## DIRECTION
Tally up the lines carrying the string "marker" and respond with only the resulting number.

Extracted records
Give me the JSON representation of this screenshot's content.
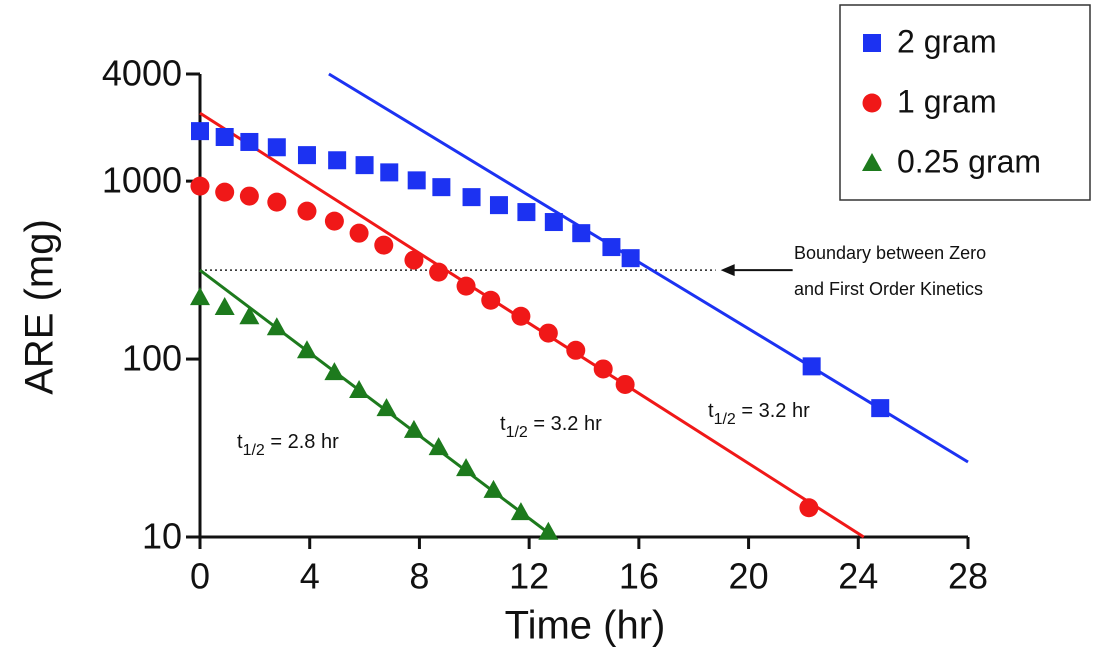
{
  "chart_data": {
    "type": "scatter",
    "x_label": "Time (hr)",
    "y_label": "ARE (mg)",
    "log_y": true,
    "xlim": [
      0,
      28
    ],
    "ylim": [
      10,
      4000
    ],
    "xticks": [
      0,
      4,
      8,
      12,
      16,
      20,
      24,
      28
    ],
    "yticks": [
      10,
      100,
      1000,
      4000
    ],
    "legend": "top-right",
    "series": [
      {
        "name": "2 gram",
        "color": "#1c32f2",
        "marker": "square",
        "x": [
          0,
          0.9,
          1.8,
          2.8,
          3.9,
          5.0,
          6.0,
          6.9,
          7.9,
          8.8,
          9.9,
          10.9,
          11.9,
          12.9,
          13.9,
          15.0,
          15.7,
          22.3,
          24.8
        ],
        "values": [
          1910,
          1770,
          1660,
          1550,
          1400,
          1310,
          1230,
          1120,
          1010,
          925,
          813,
          733,
          670,
          589,
          510,
          426,
          369,
          91,
          53
        ]
      },
      {
        "name": "1 gram",
        "color": "#f01818",
        "marker": "circle",
        "x": [
          0,
          0.9,
          1.8,
          2.8,
          3.9,
          4.9,
          5.8,
          6.7,
          7.8,
          8.7,
          9.7,
          10.6,
          11.7,
          12.7,
          13.7,
          14.7,
          15.5,
          22.2
        ],
        "values": [
          937,
          867,
          824,
          762,
          678,
          596,
          510,
          437,
          360,
          308,
          257,
          214,
          174,
          140,
          112,
          88,
          72,
          14.6
        ]
      },
      {
        "name": "0.25 gram",
        "color": "#1d7a1d",
        "marker": "triangle",
        "x": [
          0,
          0.9,
          1.8,
          2.8,
          3.9,
          4.9,
          5.8,
          6.8,
          7.8,
          8.7,
          9.7,
          10.7,
          11.7,
          12.7
        ],
        "values": [
          223,
          196,
          174,
          151,
          112,
          84.5,
          67,
          53,
          40,
          32,
          24.4,
          18.4,
          13.8,
          10.7
        ]
      }
    ],
    "fits": [
      {
        "color": "#1c32f2",
        "x": [
          4.7,
          28
        ],
        "values": [
          4000,
          26.4
        ]
      },
      {
        "color": "#f01818",
        "x": [
          0,
          24.2
        ],
        "values": [
          2410,
          10
        ]
      },
      {
        "color": "#1d7a1d",
        "x": [
          0,
          12.9
        ],
        "values": [
          316,
          10
        ]
      }
    ],
    "reference_line": {
      "value": 316,
      "x": [
        0,
        18.8
      ]
    },
    "boundary_label": [
      "Boundary between Zero",
      "and First Order Kinetics"
    ],
    "half_lives": [
      {
        "t": "t",
        "sub": "1/2",
        "text": " = 2.8 hr"
      },
      {
        "t": "t",
        "sub": "1/2",
        "text": " = 3.2 hr"
      },
      {
        "t": "t",
        "sub": "1/2",
        "text": " = 3.2 hr"
      }
    ]
  }
}
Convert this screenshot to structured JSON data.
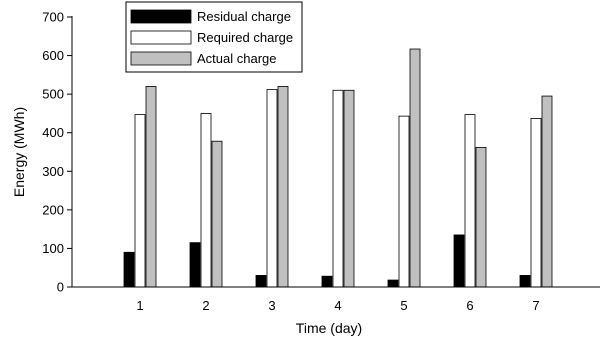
{
  "chart_data": {
    "type": "bar",
    "xlabel": "Time (day)",
    "ylabel": "Energy (MWh)",
    "ylim": [
      0,
      700
    ],
    "yticks": [
      0,
      100,
      200,
      300,
      400,
      500,
      600,
      700
    ],
    "categories": [
      "1",
      "2",
      "3",
      "4",
      "5",
      "6",
      "7"
    ],
    "series": [
      {
        "name": "Residual charge",
        "color": "#000000",
        "values": [
          90,
          115,
          30,
          28,
          18,
          135,
          30
        ]
      },
      {
        "name": "Required charge",
        "color": "#ffffff",
        "values": [
          447,
          450,
          512,
          510,
          443,
          447,
          437
        ]
      },
      {
        "name": "Actual charge",
        "color": "#c0c0c0",
        "values": [
          520,
          378,
          520,
          510,
          617,
          362,
          495
        ]
      }
    ],
    "legend": "top-left",
    "grid": false
  }
}
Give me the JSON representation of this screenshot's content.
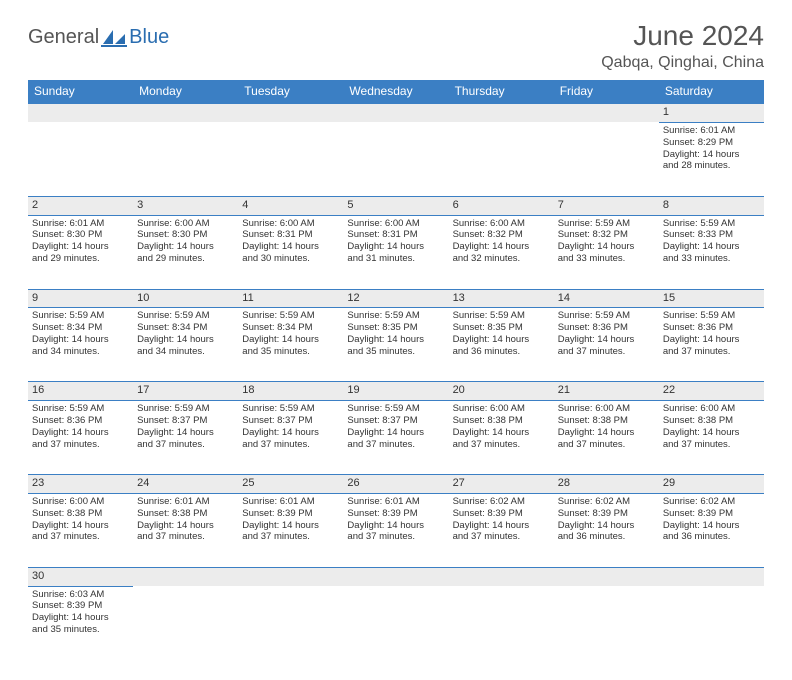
{
  "logo": {
    "text1": "General",
    "text2": "Blue"
  },
  "title": "June 2024",
  "location": "Qabqa, Qinghai, China",
  "colors": {
    "header_bg": "#3b7fc4",
    "header_text": "#ffffff",
    "daynum_bg": "#ececec",
    "border": "#3b7fc4",
    "text": "#333333",
    "title_text": "#555555",
    "logo_blue": "#2a6db0"
  },
  "day_headers": [
    "Sunday",
    "Monday",
    "Tuesday",
    "Wednesday",
    "Thursday",
    "Friday",
    "Saturday"
  ],
  "weeks": [
    {
      "nums": [
        "",
        "",
        "",
        "",
        "",
        "",
        "1"
      ],
      "cells": [
        null,
        null,
        null,
        null,
        null,
        null,
        {
          "sunrise": "Sunrise: 6:01 AM",
          "sunset": "Sunset: 8:29 PM",
          "day1": "Daylight: 14 hours",
          "day2": "and 28 minutes."
        }
      ]
    },
    {
      "nums": [
        "2",
        "3",
        "4",
        "5",
        "6",
        "7",
        "8"
      ],
      "cells": [
        {
          "sunrise": "Sunrise: 6:01 AM",
          "sunset": "Sunset: 8:30 PM",
          "day1": "Daylight: 14 hours",
          "day2": "and 29 minutes."
        },
        {
          "sunrise": "Sunrise: 6:00 AM",
          "sunset": "Sunset: 8:30 PM",
          "day1": "Daylight: 14 hours",
          "day2": "and 29 minutes."
        },
        {
          "sunrise": "Sunrise: 6:00 AM",
          "sunset": "Sunset: 8:31 PM",
          "day1": "Daylight: 14 hours",
          "day2": "and 30 minutes."
        },
        {
          "sunrise": "Sunrise: 6:00 AM",
          "sunset": "Sunset: 8:31 PM",
          "day1": "Daylight: 14 hours",
          "day2": "and 31 minutes."
        },
        {
          "sunrise": "Sunrise: 6:00 AM",
          "sunset": "Sunset: 8:32 PM",
          "day1": "Daylight: 14 hours",
          "day2": "and 32 minutes."
        },
        {
          "sunrise": "Sunrise: 5:59 AM",
          "sunset": "Sunset: 8:32 PM",
          "day1": "Daylight: 14 hours",
          "day2": "and 33 minutes."
        },
        {
          "sunrise": "Sunrise: 5:59 AM",
          "sunset": "Sunset: 8:33 PM",
          "day1": "Daylight: 14 hours",
          "day2": "and 33 minutes."
        }
      ]
    },
    {
      "nums": [
        "9",
        "10",
        "11",
        "12",
        "13",
        "14",
        "15"
      ],
      "cells": [
        {
          "sunrise": "Sunrise: 5:59 AM",
          "sunset": "Sunset: 8:34 PM",
          "day1": "Daylight: 14 hours",
          "day2": "and 34 minutes."
        },
        {
          "sunrise": "Sunrise: 5:59 AM",
          "sunset": "Sunset: 8:34 PM",
          "day1": "Daylight: 14 hours",
          "day2": "and 34 minutes."
        },
        {
          "sunrise": "Sunrise: 5:59 AM",
          "sunset": "Sunset: 8:34 PM",
          "day1": "Daylight: 14 hours",
          "day2": "and 35 minutes."
        },
        {
          "sunrise": "Sunrise: 5:59 AM",
          "sunset": "Sunset: 8:35 PM",
          "day1": "Daylight: 14 hours",
          "day2": "and 35 minutes."
        },
        {
          "sunrise": "Sunrise: 5:59 AM",
          "sunset": "Sunset: 8:35 PM",
          "day1": "Daylight: 14 hours",
          "day2": "and 36 minutes."
        },
        {
          "sunrise": "Sunrise: 5:59 AM",
          "sunset": "Sunset: 8:36 PM",
          "day1": "Daylight: 14 hours",
          "day2": "and 37 minutes."
        },
        {
          "sunrise": "Sunrise: 5:59 AM",
          "sunset": "Sunset: 8:36 PM",
          "day1": "Daylight: 14 hours",
          "day2": "and 37 minutes."
        }
      ]
    },
    {
      "nums": [
        "16",
        "17",
        "18",
        "19",
        "20",
        "21",
        "22"
      ],
      "cells": [
        {
          "sunrise": "Sunrise: 5:59 AM",
          "sunset": "Sunset: 8:36 PM",
          "day1": "Daylight: 14 hours",
          "day2": "and 37 minutes."
        },
        {
          "sunrise": "Sunrise: 5:59 AM",
          "sunset": "Sunset: 8:37 PM",
          "day1": "Daylight: 14 hours",
          "day2": "and 37 minutes."
        },
        {
          "sunrise": "Sunrise: 5:59 AM",
          "sunset": "Sunset: 8:37 PM",
          "day1": "Daylight: 14 hours",
          "day2": "and 37 minutes."
        },
        {
          "sunrise": "Sunrise: 5:59 AM",
          "sunset": "Sunset: 8:37 PM",
          "day1": "Daylight: 14 hours",
          "day2": "and 37 minutes."
        },
        {
          "sunrise": "Sunrise: 6:00 AM",
          "sunset": "Sunset: 8:38 PM",
          "day1": "Daylight: 14 hours",
          "day2": "and 37 minutes."
        },
        {
          "sunrise": "Sunrise: 6:00 AM",
          "sunset": "Sunset: 8:38 PM",
          "day1": "Daylight: 14 hours",
          "day2": "and 37 minutes."
        },
        {
          "sunrise": "Sunrise: 6:00 AM",
          "sunset": "Sunset: 8:38 PM",
          "day1": "Daylight: 14 hours",
          "day2": "and 37 minutes."
        }
      ]
    },
    {
      "nums": [
        "23",
        "24",
        "25",
        "26",
        "27",
        "28",
        "29"
      ],
      "cells": [
        {
          "sunrise": "Sunrise: 6:00 AM",
          "sunset": "Sunset: 8:38 PM",
          "day1": "Daylight: 14 hours",
          "day2": "and 37 minutes."
        },
        {
          "sunrise": "Sunrise: 6:01 AM",
          "sunset": "Sunset: 8:38 PM",
          "day1": "Daylight: 14 hours",
          "day2": "and 37 minutes."
        },
        {
          "sunrise": "Sunrise: 6:01 AM",
          "sunset": "Sunset: 8:39 PM",
          "day1": "Daylight: 14 hours",
          "day2": "and 37 minutes."
        },
        {
          "sunrise": "Sunrise: 6:01 AM",
          "sunset": "Sunset: 8:39 PM",
          "day1": "Daylight: 14 hours",
          "day2": "and 37 minutes."
        },
        {
          "sunrise": "Sunrise: 6:02 AM",
          "sunset": "Sunset: 8:39 PM",
          "day1": "Daylight: 14 hours",
          "day2": "and 37 minutes."
        },
        {
          "sunrise": "Sunrise: 6:02 AM",
          "sunset": "Sunset: 8:39 PM",
          "day1": "Daylight: 14 hours",
          "day2": "and 36 minutes."
        },
        {
          "sunrise": "Sunrise: 6:02 AM",
          "sunset": "Sunset: 8:39 PM",
          "day1": "Daylight: 14 hours",
          "day2": "and 36 minutes."
        }
      ]
    },
    {
      "nums": [
        "30",
        "",
        "",
        "",
        "",
        "",
        ""
      ],
      "cells": [
        {
          "sunrise": "Sunrise: 6:03 AM",
          "sunset": "Sunset: 8:39 PM",
          "day1": "Daylight: 14 hours",
          "day2": "and 35 minutes."
        },
        null,
        null,
        null,
        null,
        null,
        null
      ]
    }
  ]
}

## TASK RESULT
3